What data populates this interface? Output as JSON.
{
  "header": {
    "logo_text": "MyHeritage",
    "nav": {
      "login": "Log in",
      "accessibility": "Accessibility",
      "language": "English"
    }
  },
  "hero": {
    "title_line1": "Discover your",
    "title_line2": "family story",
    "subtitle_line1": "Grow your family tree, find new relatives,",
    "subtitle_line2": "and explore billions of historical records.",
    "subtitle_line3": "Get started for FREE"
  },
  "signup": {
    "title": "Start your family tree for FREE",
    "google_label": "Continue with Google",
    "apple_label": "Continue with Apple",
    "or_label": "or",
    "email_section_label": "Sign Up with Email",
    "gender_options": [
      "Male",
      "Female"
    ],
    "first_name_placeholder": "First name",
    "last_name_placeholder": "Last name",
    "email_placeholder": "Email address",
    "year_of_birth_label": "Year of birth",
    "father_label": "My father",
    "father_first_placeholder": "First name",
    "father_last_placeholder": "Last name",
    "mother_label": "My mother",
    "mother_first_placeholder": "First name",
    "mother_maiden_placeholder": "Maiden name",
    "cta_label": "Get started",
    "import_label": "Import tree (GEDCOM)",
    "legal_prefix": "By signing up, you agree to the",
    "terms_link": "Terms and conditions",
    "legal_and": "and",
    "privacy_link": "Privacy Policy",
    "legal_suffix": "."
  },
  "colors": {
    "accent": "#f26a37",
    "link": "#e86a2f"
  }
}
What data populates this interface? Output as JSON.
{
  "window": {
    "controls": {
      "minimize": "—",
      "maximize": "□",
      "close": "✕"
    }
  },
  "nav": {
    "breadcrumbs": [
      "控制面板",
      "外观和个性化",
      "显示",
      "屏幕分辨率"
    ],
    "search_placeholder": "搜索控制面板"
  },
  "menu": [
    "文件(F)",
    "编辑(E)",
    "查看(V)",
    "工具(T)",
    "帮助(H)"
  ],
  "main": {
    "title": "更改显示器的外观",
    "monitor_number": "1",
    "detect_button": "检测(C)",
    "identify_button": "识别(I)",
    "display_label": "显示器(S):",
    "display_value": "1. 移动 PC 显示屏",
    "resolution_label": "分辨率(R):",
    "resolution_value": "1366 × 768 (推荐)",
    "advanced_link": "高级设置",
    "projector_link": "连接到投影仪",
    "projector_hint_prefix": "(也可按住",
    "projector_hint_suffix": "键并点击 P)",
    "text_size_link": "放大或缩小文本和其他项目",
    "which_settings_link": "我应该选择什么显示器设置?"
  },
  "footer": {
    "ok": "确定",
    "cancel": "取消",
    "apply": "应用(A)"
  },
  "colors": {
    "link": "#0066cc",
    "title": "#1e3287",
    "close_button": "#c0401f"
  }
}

_EXERCISE DETAILS_
Check each line above for the word "Last", and copy the lines where it appears.

_TASK SOLUTION_
    "last_name_placeholder": "Last name",
    "father_last_placeholder": "Last name",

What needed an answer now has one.